--- DIRECTIONS ---
Out of the lines below, please list those that hold the string "available".

--- LISTED ENTRIES ---
-- begin --

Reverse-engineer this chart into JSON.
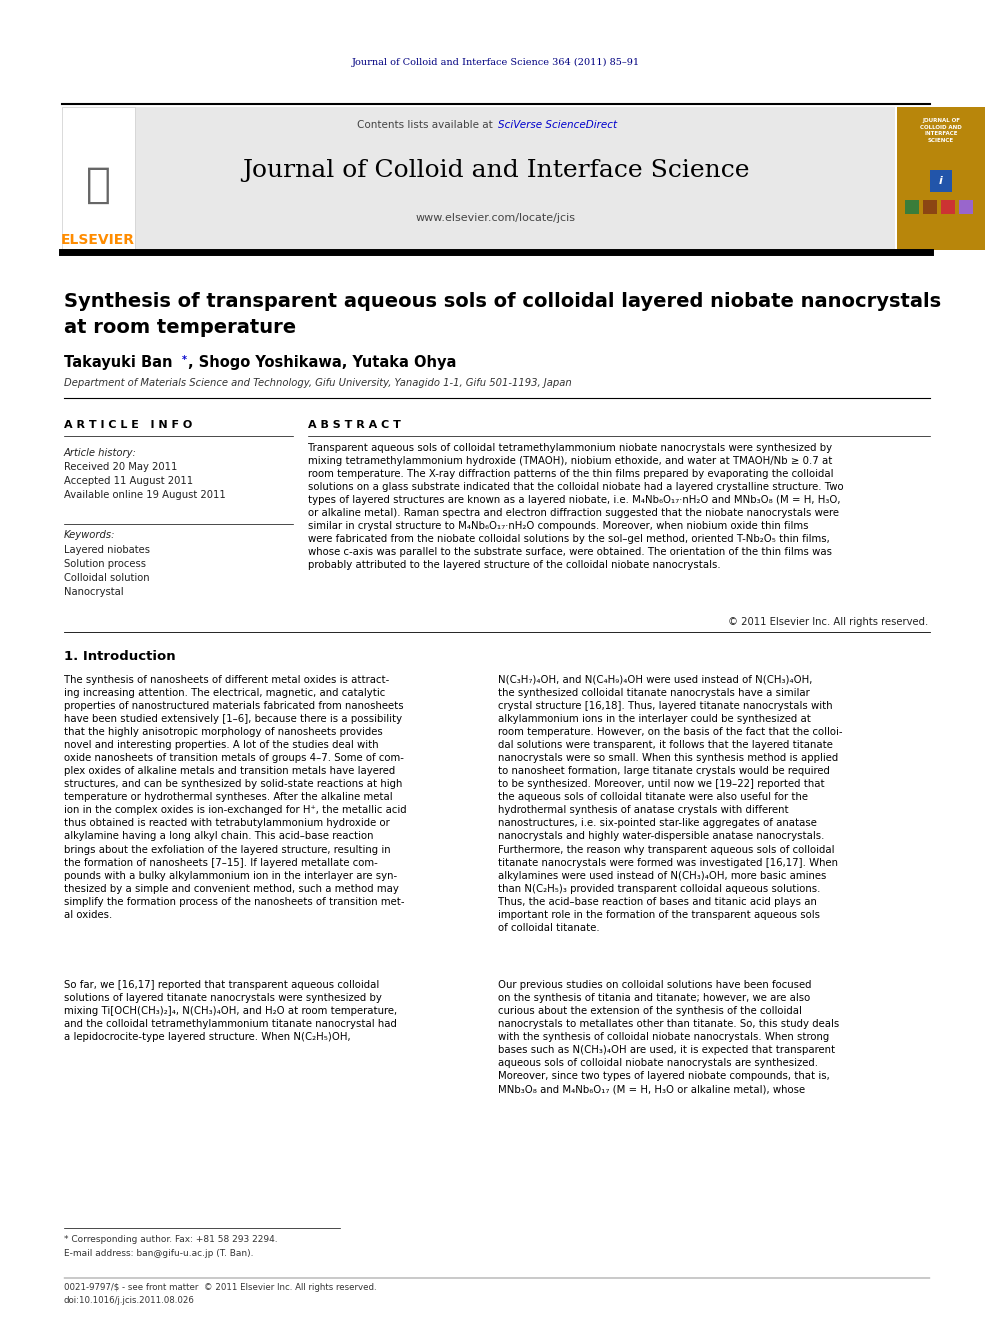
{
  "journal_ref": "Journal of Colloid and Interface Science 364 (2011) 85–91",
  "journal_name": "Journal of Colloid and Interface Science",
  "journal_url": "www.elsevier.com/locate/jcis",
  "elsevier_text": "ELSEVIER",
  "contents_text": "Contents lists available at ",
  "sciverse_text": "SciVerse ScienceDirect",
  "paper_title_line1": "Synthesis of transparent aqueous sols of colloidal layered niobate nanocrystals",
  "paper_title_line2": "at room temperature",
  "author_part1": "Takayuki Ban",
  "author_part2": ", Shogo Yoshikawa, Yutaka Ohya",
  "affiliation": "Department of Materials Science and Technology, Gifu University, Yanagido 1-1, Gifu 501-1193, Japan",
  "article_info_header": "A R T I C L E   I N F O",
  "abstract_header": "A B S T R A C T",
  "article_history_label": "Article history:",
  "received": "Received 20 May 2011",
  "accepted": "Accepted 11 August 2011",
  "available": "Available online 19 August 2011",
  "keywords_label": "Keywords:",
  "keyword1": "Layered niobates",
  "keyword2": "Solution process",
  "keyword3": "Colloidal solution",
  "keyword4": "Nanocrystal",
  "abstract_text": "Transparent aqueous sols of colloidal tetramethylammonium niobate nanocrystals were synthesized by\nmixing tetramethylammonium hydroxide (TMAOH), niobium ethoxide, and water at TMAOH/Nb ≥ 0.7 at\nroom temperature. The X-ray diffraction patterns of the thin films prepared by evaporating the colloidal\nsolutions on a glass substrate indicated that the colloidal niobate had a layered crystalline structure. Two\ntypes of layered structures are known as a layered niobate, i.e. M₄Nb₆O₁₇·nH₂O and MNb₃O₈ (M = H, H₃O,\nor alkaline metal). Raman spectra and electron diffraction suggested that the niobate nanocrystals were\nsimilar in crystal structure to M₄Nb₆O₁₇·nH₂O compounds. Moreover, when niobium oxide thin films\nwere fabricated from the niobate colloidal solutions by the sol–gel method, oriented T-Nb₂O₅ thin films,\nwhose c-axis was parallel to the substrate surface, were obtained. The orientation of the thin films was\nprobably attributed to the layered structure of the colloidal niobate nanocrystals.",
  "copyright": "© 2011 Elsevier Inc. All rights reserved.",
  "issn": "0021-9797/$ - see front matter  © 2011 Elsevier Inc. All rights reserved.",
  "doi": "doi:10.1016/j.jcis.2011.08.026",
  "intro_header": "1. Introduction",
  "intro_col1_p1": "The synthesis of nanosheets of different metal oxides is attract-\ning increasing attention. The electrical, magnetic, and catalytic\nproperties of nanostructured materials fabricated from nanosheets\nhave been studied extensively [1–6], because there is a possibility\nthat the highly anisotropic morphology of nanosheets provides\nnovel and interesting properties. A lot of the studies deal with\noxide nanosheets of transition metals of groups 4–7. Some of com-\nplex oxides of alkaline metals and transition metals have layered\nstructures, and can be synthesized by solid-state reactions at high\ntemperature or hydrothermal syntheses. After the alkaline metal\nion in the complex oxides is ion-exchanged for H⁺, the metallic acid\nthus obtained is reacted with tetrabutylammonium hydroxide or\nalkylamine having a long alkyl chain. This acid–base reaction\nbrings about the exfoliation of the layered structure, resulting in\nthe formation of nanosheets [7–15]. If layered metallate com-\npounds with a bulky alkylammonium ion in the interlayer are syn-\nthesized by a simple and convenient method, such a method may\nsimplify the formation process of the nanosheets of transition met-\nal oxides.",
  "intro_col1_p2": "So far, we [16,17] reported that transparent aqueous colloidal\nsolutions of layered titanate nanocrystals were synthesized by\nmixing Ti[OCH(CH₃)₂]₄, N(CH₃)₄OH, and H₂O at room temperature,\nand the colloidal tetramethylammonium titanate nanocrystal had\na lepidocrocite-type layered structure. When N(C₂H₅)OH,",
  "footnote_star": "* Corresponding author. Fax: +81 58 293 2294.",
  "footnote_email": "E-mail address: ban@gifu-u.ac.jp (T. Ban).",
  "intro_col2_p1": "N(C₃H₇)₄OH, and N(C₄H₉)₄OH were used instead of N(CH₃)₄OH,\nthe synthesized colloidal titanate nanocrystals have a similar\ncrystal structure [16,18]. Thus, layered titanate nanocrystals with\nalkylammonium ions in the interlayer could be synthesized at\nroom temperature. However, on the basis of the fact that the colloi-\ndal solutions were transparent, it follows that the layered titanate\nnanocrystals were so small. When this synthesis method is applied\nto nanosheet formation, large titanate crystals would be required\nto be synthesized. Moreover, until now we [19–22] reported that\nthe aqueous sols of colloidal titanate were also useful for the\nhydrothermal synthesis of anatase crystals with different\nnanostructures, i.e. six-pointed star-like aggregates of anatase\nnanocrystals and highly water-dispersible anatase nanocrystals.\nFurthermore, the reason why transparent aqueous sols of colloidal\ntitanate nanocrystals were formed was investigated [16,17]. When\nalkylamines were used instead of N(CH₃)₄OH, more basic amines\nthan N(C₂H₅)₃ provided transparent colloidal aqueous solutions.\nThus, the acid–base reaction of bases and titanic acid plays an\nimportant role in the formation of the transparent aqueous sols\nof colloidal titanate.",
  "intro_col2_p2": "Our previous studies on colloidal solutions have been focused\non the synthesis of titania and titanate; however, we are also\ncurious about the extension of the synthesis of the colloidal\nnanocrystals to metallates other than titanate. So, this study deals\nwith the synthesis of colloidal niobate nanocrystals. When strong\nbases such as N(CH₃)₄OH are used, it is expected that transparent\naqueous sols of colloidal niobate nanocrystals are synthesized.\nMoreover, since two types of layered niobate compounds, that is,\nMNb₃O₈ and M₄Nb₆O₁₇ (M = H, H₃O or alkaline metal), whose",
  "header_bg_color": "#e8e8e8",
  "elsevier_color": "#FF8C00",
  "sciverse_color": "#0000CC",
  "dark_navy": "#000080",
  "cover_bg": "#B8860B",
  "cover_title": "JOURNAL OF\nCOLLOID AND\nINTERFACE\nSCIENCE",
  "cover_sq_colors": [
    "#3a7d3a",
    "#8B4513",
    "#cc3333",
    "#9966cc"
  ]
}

-- end --

--- FINAL RESULT ---
  "contents_text": "Contents lists available at ",
  "available": "Available online 19 August 2011",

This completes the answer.